Saved entries
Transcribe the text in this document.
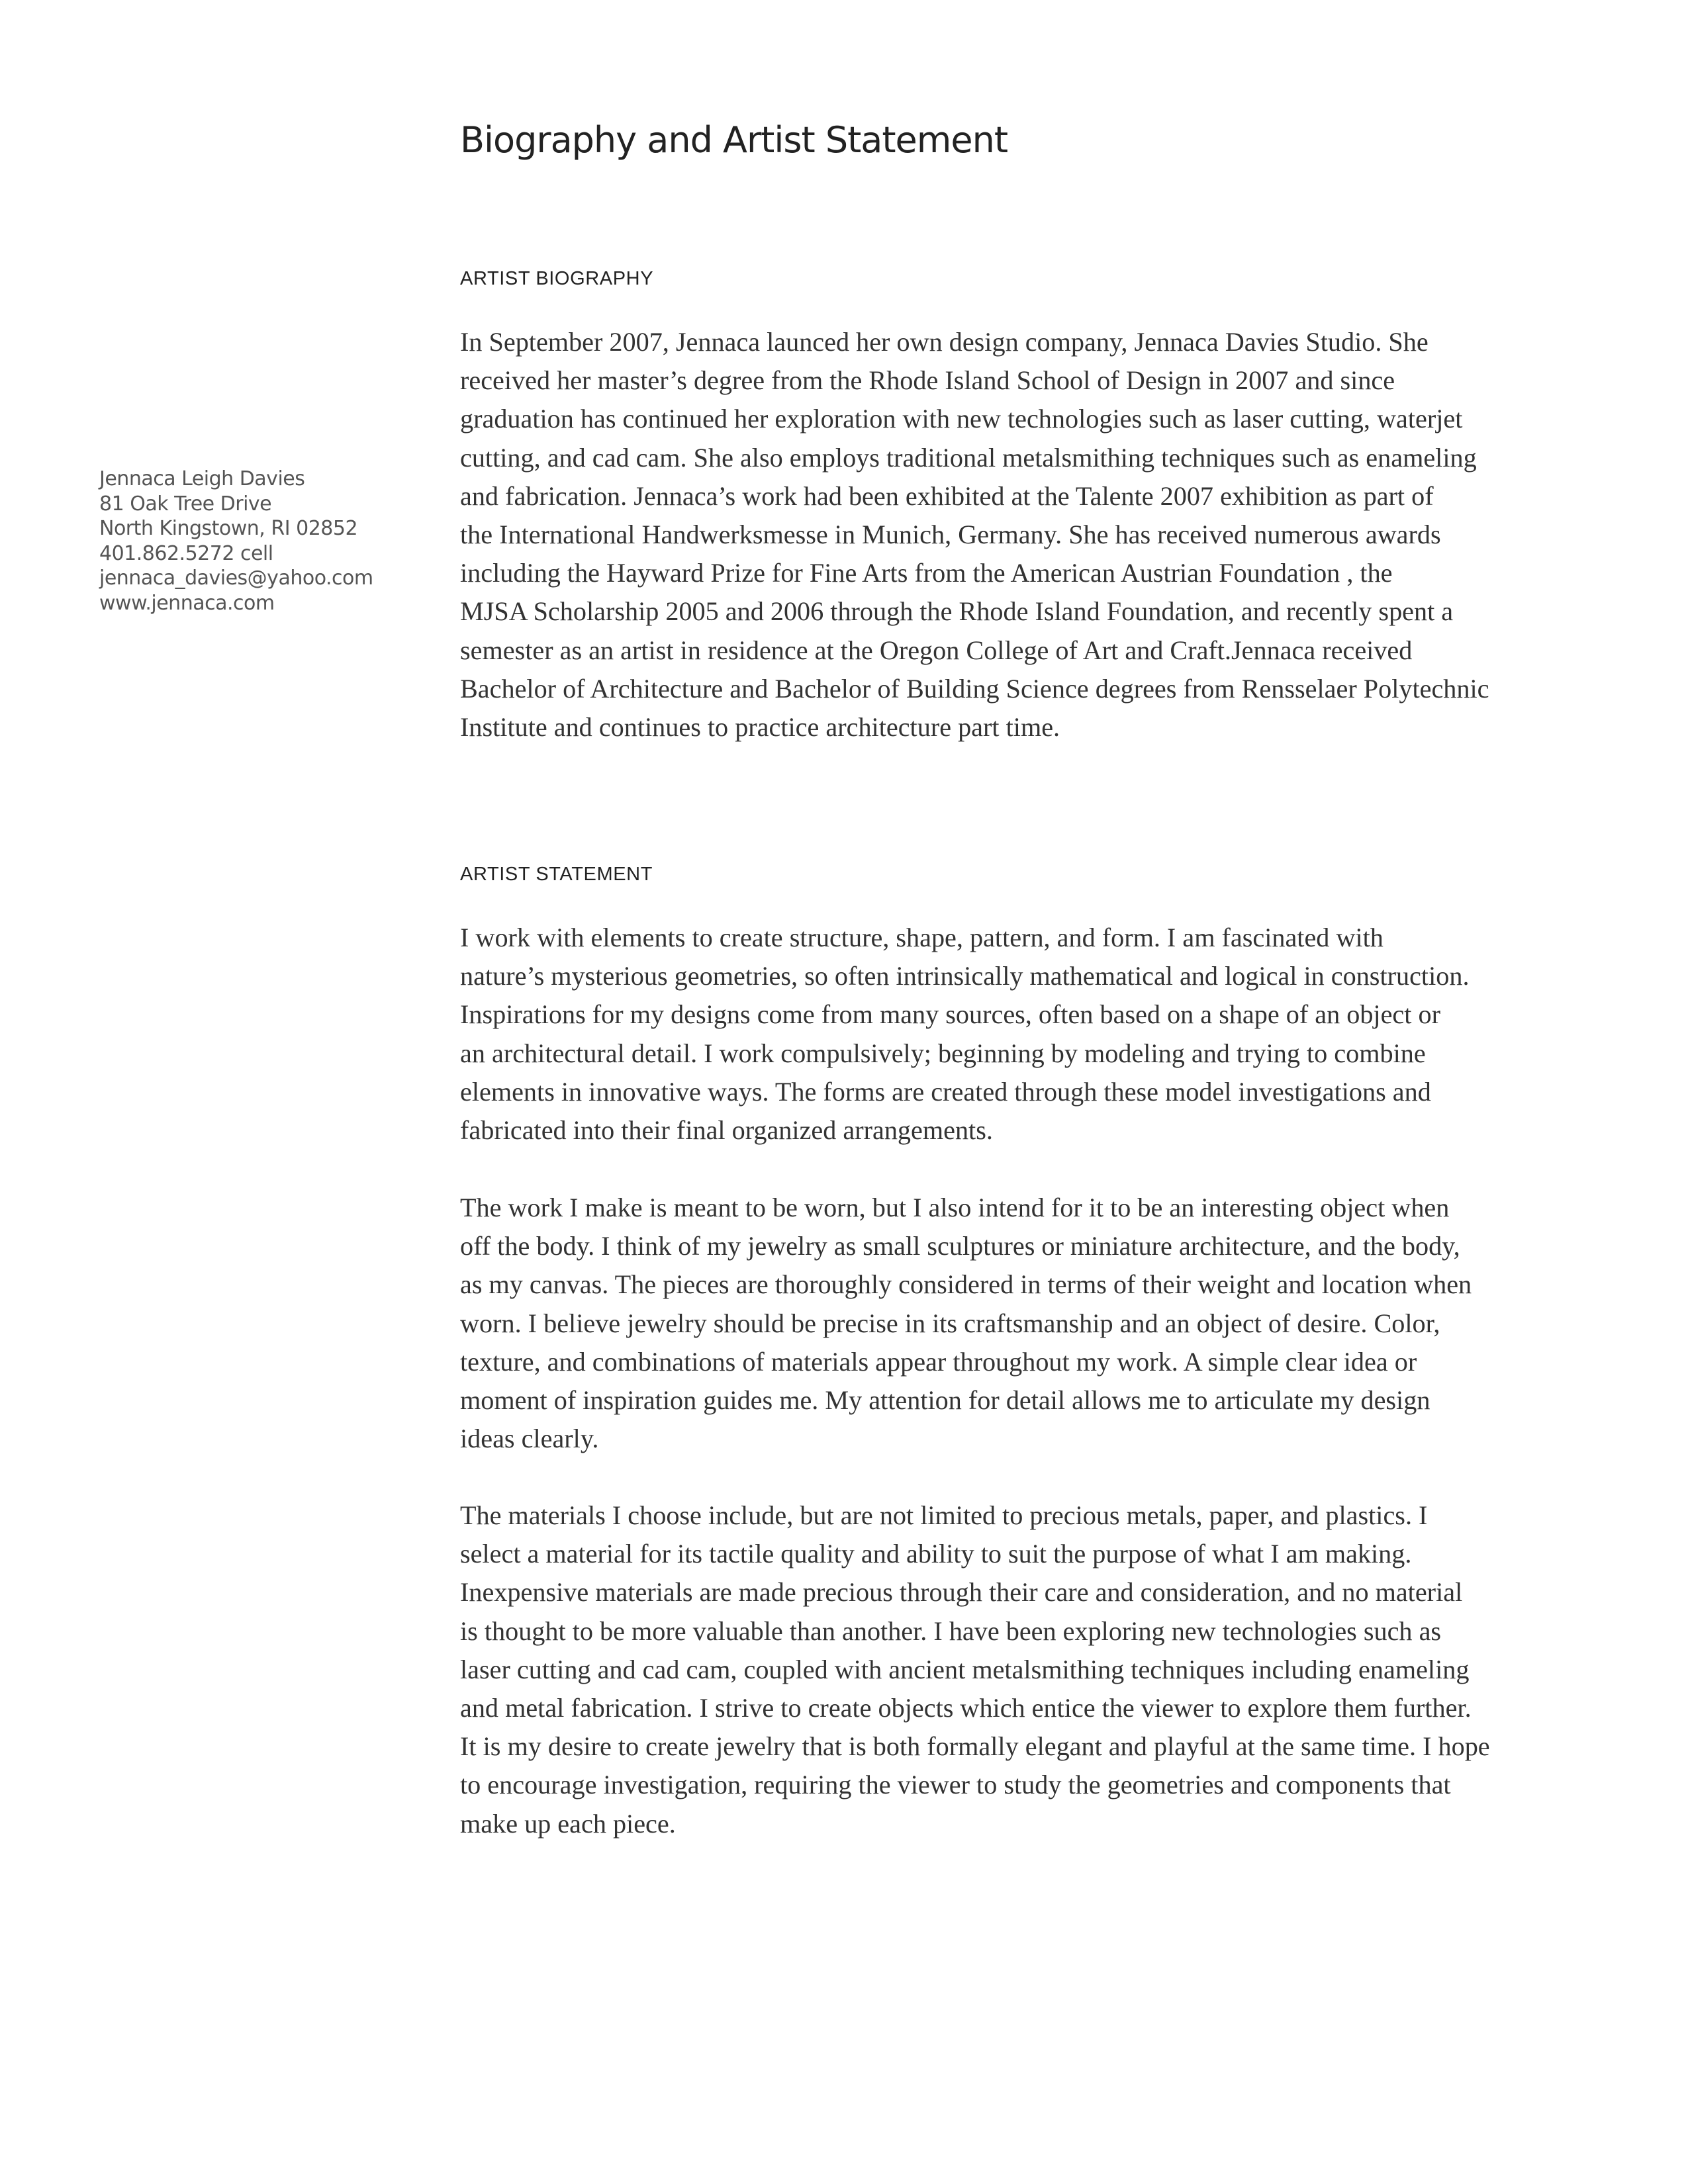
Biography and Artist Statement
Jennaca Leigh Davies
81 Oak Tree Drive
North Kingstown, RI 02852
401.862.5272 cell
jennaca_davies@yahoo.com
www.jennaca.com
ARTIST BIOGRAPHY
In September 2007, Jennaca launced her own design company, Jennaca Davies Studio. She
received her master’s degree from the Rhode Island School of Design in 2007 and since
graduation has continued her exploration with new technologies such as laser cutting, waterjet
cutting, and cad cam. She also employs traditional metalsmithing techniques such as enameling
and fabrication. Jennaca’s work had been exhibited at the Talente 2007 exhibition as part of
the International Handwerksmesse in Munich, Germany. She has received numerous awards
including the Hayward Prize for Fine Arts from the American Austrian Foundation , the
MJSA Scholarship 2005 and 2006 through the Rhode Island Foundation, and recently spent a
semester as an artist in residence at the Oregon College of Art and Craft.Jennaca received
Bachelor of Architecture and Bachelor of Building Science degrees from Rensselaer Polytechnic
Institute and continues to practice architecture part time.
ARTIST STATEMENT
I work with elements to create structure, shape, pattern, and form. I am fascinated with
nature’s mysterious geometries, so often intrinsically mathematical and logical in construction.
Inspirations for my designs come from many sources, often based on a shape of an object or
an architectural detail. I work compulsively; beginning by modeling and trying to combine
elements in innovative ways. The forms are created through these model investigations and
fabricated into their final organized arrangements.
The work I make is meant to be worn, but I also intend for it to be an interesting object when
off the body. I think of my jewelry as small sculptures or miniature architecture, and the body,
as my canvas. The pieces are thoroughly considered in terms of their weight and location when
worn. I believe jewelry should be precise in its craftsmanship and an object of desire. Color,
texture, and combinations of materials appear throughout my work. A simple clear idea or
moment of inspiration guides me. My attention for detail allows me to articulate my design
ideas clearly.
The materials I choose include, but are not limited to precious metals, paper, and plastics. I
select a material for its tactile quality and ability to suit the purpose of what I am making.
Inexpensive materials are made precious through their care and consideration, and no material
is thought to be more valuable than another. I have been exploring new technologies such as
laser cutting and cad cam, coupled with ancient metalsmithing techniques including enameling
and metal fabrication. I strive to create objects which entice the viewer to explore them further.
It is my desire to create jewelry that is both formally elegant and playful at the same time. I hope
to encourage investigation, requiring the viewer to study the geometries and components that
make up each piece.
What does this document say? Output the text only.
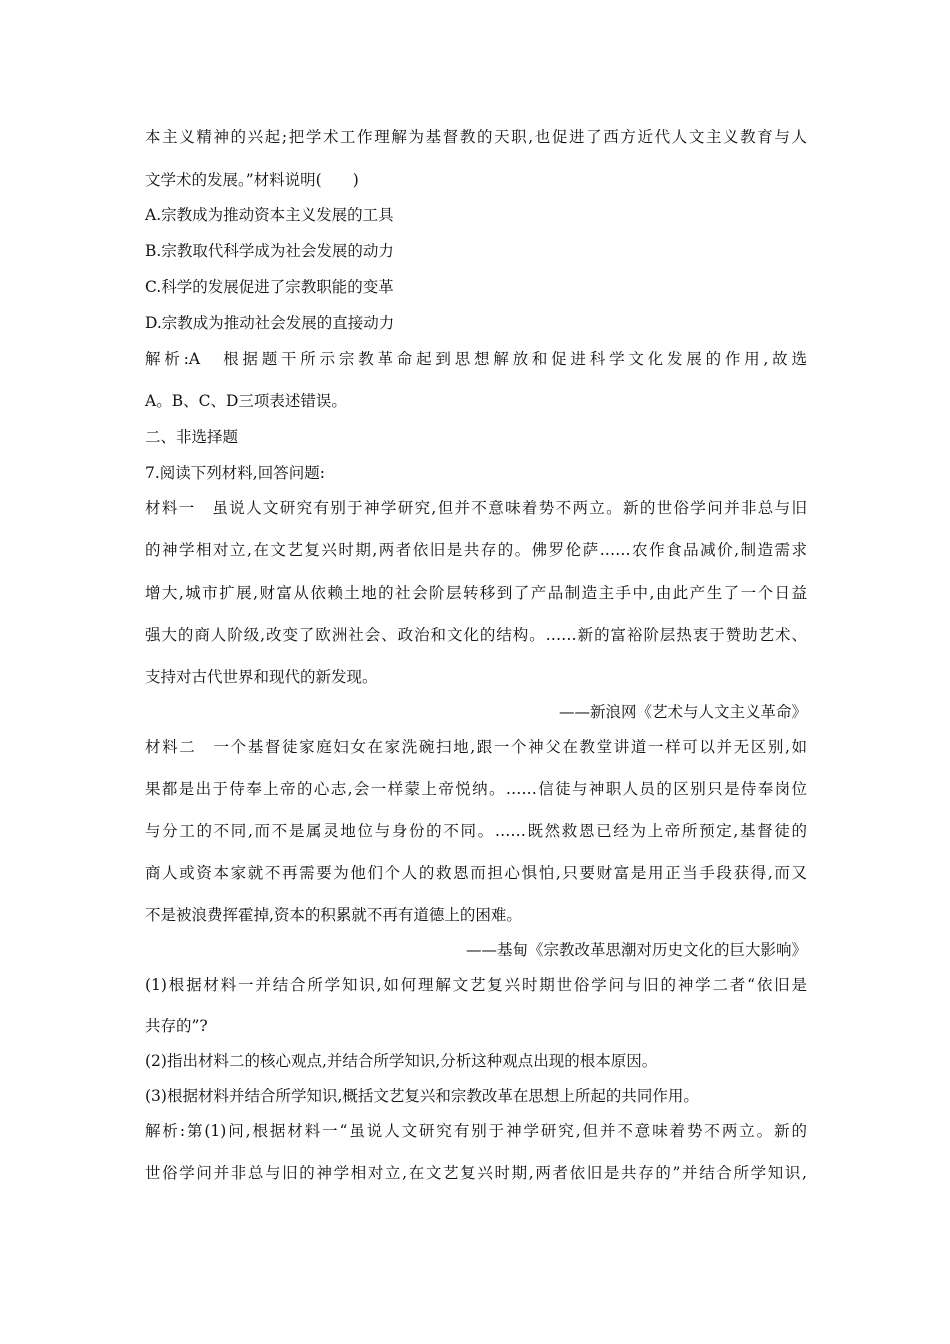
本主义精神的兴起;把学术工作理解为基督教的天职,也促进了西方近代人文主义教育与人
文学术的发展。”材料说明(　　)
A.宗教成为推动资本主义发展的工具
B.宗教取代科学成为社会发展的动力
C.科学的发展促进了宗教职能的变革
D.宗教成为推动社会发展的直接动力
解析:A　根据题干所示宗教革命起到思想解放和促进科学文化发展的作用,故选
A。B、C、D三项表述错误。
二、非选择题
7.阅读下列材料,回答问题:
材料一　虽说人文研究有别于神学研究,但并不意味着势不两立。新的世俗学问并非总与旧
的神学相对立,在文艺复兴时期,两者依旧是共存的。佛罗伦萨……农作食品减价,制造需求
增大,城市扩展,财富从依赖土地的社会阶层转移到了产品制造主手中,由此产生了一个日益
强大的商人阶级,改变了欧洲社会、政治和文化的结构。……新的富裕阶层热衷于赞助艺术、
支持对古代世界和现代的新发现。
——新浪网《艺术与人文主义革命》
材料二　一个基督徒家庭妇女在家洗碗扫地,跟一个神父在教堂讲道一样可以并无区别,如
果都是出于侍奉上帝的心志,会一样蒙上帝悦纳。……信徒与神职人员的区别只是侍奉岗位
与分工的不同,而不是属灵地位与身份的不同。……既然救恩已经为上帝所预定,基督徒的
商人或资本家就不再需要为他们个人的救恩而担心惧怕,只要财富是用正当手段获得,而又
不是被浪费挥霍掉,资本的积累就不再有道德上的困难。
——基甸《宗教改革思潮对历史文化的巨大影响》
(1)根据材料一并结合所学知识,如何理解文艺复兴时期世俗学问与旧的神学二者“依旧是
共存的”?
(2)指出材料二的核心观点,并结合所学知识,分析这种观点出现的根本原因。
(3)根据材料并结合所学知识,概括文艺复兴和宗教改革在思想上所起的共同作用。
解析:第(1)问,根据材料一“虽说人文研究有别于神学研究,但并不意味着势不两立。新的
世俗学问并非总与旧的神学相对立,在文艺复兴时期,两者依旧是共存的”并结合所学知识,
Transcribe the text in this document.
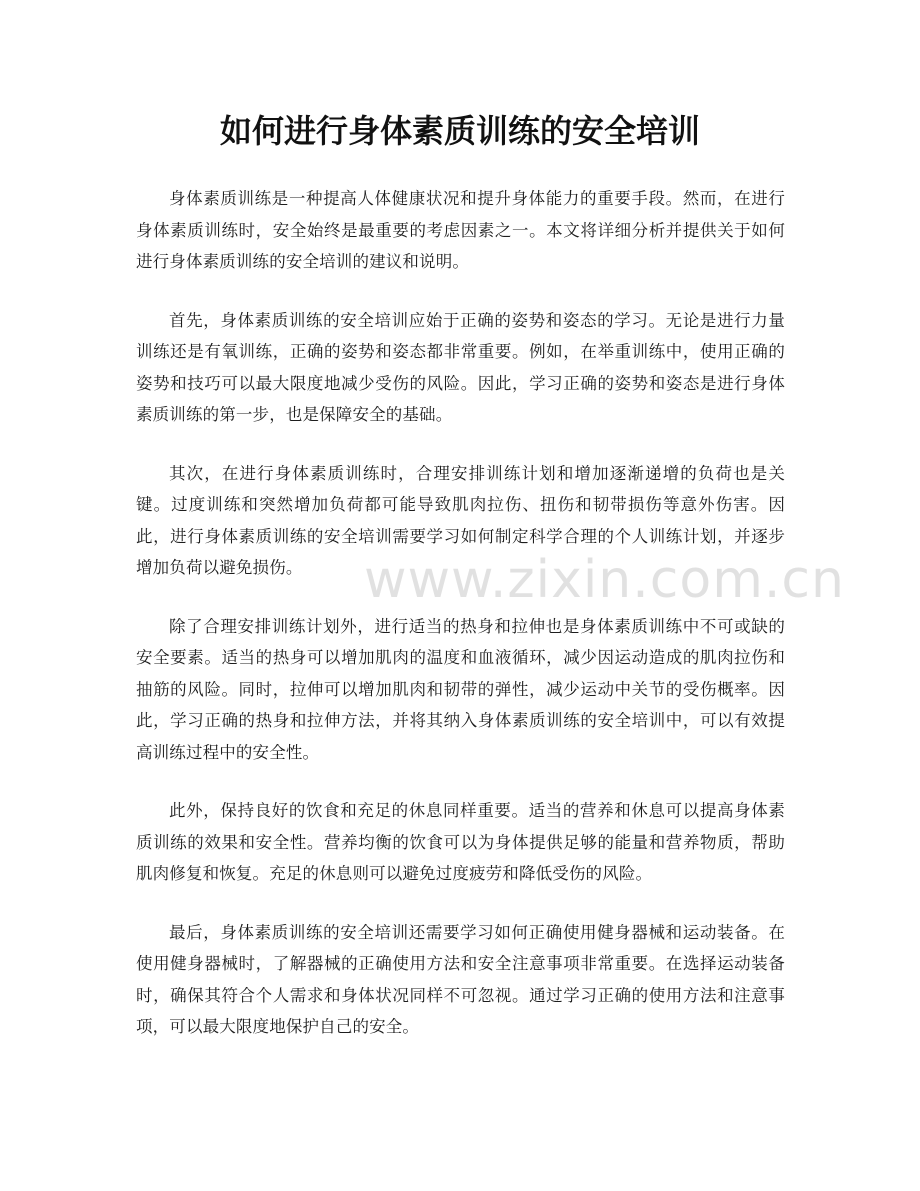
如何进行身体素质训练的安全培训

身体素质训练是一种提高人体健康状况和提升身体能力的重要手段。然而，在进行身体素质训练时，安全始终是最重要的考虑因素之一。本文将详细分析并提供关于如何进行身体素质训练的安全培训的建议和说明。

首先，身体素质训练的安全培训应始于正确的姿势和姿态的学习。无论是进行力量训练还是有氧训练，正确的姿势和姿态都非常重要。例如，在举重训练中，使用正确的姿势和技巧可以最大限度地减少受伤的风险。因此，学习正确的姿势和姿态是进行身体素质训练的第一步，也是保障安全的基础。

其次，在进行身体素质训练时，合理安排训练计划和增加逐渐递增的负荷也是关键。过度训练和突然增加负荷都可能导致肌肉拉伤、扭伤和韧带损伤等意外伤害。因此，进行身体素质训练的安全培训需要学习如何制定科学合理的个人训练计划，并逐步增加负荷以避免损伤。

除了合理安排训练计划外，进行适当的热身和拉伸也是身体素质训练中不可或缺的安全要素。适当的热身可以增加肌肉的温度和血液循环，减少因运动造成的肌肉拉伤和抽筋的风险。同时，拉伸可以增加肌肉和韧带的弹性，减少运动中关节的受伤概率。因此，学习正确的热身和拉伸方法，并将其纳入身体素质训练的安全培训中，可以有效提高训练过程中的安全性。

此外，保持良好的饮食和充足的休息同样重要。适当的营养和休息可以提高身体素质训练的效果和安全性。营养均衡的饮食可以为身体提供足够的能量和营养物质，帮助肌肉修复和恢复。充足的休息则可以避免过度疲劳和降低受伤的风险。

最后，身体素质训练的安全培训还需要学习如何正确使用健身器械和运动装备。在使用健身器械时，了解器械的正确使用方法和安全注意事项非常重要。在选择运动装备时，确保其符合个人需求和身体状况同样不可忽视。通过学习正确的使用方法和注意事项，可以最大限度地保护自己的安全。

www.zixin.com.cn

Goal.
Without including any pictures, output all the entries above exactly.

Reply.
Transcribe the text in this document.
Biography and Artist Statement
Jennaca Leigh Davies
81 Oak Tree Drive
North Kingstown, RI 02852
401.862.5272 cell
jennaca_davies@yahoo.com
www.jennaca.com
ARTIST BIOGRAPHY
In September 2007, Jennaca launced her own design company, Jennaca Davies Studio. She
received her master’s degree from the Rhode Island School of Design in 2007 and since
graduation has continued her exploration with new technologies such as laser cutting, waterjet
cutting, and cad cam. She also employs traditional metalsmithing techniques such as enameling
and fabrication. Jennaca’s work had been exhibited at the Talente 2007 exhibition as part of
the International Handwerksmesse in Munich, Germany. She has received numerous awards
including the Hayward Prize for Fine Arts from the American Austrian Foundation , the
MJSA Scholarship 2005 and 2006 through the Rhode Island Foundation, and recently spent a
semester as an artist in residence at the Oregon College of Art and Craft.Jennaca received
Bachelor of Architecture and Bachelor of Building Science degrees from Rensselaer Polytechnic
Institute and continues to practice architecture part time.
ARTIST STATEMENT
I work with elements to create structure, shape, pattern, and form. I am fascinated with
nature’s mysterious geometries, so often intrinsically mathematical and logical in construction.
Inspirations for my designs come from many sources, often based on a shape of an object or
an architectural detail. I work compulsively; beginning by modeling and trying to combine
elements in innovative ways. The forms are created through these model investigations and
fabricated into their final organized arrangements.
The work I make is meant to be worn, but I also intend for it to be an interesting object when
off the body. I think of my jewelry as small sculptures or miniature architecture, and the body,
as my canvas. The pieces are thoroughly considered in terms of their weight and location when
worn. I believe jewelry should be precise in its craftsmanship and an object of desire. Color,
texture, and combinations of materials appear throughout my work. A simple clear idea or
moment of inspiration guides me. My attention for detail allows me to articulate my design
ideas clearly.
The materials I choose include, but are not limited to precious metals, paper, and plastics. I
select a material for its tactile quality and ability to suit the purpose of what I am making.
Inexpensive materials are made precious through their care and consideration, and no material
is thought to be more valuable than another. I have been exploring new technologies such as
laser cutting and cad cam, coupled with ancient metalsmithing techniques including enameling
and metal fabrication. I strive to create objects which entice the viewer to explore them further.
It is my desire to create jewelry that is both formally elegant and playful at the same time. I hope
to encourage investigation, requiring the viewer to study the geometries and components that
make up each piece.
What does this document say? Output the text only.
本主义精神的兴起;把学术工作理解为基督教的天职,也促进了西方近代人文主义教育与人
文学术的发展。”材料说明(　　)
A.宗教成为推动资本主义发展的工具
B.宗教取代科学成为社会发展的动力
C.科学的发展促进了宗教职能的变革
D.宗教成为推动社会发展的直接动力
解析:A　根据题干所示宗教革命起到思想解放和促进科学文化发展的作用,故选
A。B、C、D三项表述错误。
二、非选择题
7.阅读下列材料,回答问题:
材料一　虽说人文研究有别于神学研究,但并不意味着势不两立。新的世俗学问并非总与旧
的神学相对立,在文艺复兴时期,两者依旧是共存的。佛罗伦萨……农作食品减价,制造需求
增大,城市扩展,财富从依赖土地的社会阶层转移到了产品制造主手中,由此产生了一个日益
强大的商人阶级,改变了欧洲社会、政治和文化的结构。……新的富裕阶层热衷于赞助艺术、
支持对古代世界和现代的新发现。
——新浪网《艺术与人文主义革命》
材料二　一个基督徒家庭妇女在家洗碗扫地,跟一个神父在教堂讲道一样可以并无区别,如
果都是出于侍奉上帝的心志,会一样蒙上帝悦纳。……信徒与神职人员的区别只是侍奉岗位
与分工的不同,而不是属灵地位与身份的不同。……既然救恩已经为上帝所预定,基督徒的
商人或资本家就不再需要为他们个人的救恩而担心惧怕,只要财富是用正当手段获得,而又
不是被浪费挥霍掉,资本的积累就不再有道德上的困难。
——基甸《宗教改革思潮对历史文化的巨大影响》
(1)根据材料一并结合所学知识,如何理解文艺复兴时期世俗学问与旧的神学二者“依旧是
共存的”?
(2)指出材料二的核心观点,并结合所学知识,分析这种观点出现的根本原因。
(3)根据材料并结合所学知识,概括文艺复兴和宗教改革在思想上所起的共同作用。
解析:第(1)问,根据材料一“虽说人文研究有别于神学研究,但并不意味着势不两立。新的
世俗学问并非总与旧的神学相对立,在文艺复兴时期,两者依旧是共存的”并结合所学知识,
Transcribe the text in this document.
如何进行身体素质训练的安全培训

身体素质训练是一种提高人体健康状况和提升身体能力的重要手段。然而，在进行身体素质训练时，安全始终是最重要的考虑因素之一。本文将详细分析并提供关于如何进行身体素质训练的安全培训的建议和说明。

首先，身体素质训练的安全培训应始于正确的姿势和姿态的学习。无论是进行力量训练还是有氧训练，正确的姿势和姿态都非常重要。例如，在举重训练中，使用正确的姿势和技巧可以最大限度地减少受伤的风险。因此，学习正确的姿势和姿态是进行身体素质训练的第一步，也是保障安全的基础。

其次，在进行身体素质训练时，合理安排训练计划和增加逐渐递增的负荷也是关键。过度训练和突然增加负荷都可能导致肌肉拉伤、扭伤和韧带损伤等意外伤害。因此，进行身体素质训练的安全培训需要学习如何制定科学合理的个人训练计划，并逐步增加负荷以避免损伤。

除了合理安排训练计划外，进行适当的热身和拉伸也是身体素质训练中不可或缺的安全要素。适当的热身可以增加肌肉的温度和血液循环，减少因运动造成的肌肉拉伤和抽筋的风险。同时，拉伸可以增加肌肉和韧带的弹性，减少运动中关节的受伤概率。因此，学习正确的热身和拉伸方法，并将其纳入身体素质训练的安全培训中，可以有效提高训练过程中的安全性。

此外，保持良好的饮食和充足的休息同样重要。适当的营养和休息可以提高身体素质训练的效果和安全性。营养均衡的饮食可以为身体提供足够的能量和营养物质，帮助肌肉修复和恢复。充足的休息则可以避免过度疲劳和降低受伤的风险。

最后，身体素质训练的安全培训还需要学习如何正确使用健身器械和运动装备。在使用健身器械时，了解器械的正确使用方法和安全注意事项非常重要。在选择运动装备时，确保其符合个人需求和身体状况同样不可忽视。通过学习正确的使用方法和注意事项，可以最大限度地保护自己的安全。

www.zixin.com.cn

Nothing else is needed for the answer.